Every line that holds the string "Street" is to be identified and copied.

[Some records]
************

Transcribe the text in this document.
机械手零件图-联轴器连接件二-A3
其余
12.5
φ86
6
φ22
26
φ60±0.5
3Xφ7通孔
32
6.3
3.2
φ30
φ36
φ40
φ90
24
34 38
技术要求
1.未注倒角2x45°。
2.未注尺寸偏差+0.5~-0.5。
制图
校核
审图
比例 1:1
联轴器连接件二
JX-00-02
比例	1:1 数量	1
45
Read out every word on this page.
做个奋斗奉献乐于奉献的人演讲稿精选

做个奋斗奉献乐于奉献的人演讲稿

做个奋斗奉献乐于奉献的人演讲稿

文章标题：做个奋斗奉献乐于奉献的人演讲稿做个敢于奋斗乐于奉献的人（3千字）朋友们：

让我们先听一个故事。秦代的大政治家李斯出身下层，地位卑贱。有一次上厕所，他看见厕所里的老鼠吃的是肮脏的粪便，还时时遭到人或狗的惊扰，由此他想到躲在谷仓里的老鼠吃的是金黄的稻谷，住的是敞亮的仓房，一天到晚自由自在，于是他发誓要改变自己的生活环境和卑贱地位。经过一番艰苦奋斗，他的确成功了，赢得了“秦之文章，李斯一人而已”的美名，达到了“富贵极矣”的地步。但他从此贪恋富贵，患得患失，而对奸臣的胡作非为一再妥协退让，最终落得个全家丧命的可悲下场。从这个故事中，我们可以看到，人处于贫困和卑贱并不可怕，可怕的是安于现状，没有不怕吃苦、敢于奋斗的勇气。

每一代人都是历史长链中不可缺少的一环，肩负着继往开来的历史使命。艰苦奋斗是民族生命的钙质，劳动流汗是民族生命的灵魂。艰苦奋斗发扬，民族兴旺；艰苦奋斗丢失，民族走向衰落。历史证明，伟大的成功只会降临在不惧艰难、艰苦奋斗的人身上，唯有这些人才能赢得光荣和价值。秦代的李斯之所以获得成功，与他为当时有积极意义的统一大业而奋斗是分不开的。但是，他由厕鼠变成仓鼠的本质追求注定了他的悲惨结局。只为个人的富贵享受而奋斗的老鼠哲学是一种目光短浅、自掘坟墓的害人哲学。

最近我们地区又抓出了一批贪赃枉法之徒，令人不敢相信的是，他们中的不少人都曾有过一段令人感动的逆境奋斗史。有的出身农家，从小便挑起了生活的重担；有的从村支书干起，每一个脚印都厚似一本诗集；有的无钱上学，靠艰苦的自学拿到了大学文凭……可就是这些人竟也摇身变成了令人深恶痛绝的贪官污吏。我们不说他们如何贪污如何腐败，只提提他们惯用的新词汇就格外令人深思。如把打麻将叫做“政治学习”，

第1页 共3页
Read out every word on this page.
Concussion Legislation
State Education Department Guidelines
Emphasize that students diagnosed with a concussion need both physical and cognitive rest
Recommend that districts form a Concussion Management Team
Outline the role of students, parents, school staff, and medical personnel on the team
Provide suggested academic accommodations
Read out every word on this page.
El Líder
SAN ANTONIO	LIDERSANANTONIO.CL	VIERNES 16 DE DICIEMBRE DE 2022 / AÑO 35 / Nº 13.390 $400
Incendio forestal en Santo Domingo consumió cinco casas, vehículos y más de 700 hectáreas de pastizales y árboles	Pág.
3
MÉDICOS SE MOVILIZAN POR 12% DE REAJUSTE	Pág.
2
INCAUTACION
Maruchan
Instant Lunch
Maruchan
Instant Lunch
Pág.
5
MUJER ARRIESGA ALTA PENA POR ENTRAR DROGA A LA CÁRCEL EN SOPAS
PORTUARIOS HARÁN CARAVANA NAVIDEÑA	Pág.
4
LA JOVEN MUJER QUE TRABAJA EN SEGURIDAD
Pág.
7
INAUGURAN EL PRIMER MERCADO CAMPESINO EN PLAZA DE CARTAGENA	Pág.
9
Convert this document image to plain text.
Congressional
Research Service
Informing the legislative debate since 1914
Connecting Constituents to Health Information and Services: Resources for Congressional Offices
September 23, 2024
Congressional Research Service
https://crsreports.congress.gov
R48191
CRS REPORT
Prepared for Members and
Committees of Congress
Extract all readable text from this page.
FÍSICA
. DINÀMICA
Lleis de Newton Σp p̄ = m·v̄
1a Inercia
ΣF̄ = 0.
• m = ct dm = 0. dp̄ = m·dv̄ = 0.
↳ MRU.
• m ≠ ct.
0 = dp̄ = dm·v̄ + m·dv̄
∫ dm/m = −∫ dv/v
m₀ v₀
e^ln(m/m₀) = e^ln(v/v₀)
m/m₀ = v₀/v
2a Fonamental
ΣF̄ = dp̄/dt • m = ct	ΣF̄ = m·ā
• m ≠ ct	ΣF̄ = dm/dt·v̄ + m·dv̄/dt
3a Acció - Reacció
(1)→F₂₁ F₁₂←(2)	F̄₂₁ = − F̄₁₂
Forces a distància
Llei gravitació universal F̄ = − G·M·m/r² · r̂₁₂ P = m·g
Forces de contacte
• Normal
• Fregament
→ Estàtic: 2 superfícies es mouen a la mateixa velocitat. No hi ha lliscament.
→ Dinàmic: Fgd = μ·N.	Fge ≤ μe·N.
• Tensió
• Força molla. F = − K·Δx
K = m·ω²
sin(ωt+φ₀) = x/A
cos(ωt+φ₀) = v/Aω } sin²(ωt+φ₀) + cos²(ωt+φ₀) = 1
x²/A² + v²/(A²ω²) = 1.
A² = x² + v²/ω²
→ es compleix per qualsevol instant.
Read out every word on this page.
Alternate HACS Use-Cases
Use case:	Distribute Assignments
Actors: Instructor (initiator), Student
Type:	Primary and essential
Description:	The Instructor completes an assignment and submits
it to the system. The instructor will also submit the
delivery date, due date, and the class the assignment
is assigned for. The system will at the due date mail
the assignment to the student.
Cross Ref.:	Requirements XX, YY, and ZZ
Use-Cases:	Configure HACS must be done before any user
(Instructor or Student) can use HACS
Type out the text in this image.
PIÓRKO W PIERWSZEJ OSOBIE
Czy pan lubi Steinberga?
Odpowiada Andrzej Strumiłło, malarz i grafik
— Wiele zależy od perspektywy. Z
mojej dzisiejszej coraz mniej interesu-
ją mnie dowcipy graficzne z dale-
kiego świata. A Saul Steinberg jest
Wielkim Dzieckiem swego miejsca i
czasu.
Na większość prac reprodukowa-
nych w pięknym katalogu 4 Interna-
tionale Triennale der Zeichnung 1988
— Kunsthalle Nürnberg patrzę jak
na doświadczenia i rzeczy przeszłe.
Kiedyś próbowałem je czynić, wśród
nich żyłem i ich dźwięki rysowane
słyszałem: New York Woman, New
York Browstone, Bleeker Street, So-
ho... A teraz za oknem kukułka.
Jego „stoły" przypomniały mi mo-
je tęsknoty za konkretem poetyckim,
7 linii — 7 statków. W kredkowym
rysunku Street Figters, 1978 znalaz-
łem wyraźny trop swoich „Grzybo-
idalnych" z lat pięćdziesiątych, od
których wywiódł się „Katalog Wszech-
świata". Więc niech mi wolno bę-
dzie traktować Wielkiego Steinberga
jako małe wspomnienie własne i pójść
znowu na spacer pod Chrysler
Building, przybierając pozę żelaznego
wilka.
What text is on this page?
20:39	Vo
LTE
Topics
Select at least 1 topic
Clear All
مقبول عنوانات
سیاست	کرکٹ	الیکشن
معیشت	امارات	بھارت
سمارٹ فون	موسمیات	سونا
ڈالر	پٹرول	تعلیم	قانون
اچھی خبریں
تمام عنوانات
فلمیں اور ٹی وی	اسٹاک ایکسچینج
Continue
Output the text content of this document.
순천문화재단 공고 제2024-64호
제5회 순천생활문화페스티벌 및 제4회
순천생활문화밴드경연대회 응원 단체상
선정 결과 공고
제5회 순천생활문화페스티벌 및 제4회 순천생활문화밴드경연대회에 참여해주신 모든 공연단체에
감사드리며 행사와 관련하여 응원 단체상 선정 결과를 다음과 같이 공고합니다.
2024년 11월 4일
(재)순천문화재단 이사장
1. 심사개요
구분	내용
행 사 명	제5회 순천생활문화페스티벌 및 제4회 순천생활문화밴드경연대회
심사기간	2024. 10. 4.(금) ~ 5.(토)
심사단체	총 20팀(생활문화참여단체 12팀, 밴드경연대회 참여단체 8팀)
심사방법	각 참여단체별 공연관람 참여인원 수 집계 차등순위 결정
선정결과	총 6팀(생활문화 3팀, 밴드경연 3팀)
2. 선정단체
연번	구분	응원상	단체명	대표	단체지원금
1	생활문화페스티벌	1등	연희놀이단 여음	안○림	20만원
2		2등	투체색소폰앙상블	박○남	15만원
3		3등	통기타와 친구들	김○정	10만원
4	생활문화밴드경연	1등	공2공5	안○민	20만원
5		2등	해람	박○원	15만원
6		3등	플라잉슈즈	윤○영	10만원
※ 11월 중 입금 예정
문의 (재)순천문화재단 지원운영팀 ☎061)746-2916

************

* WRITTEN RESPONSE:
York Browstone, Bleeker Street, So-
rysunku Street Figters, 1978 znalaz-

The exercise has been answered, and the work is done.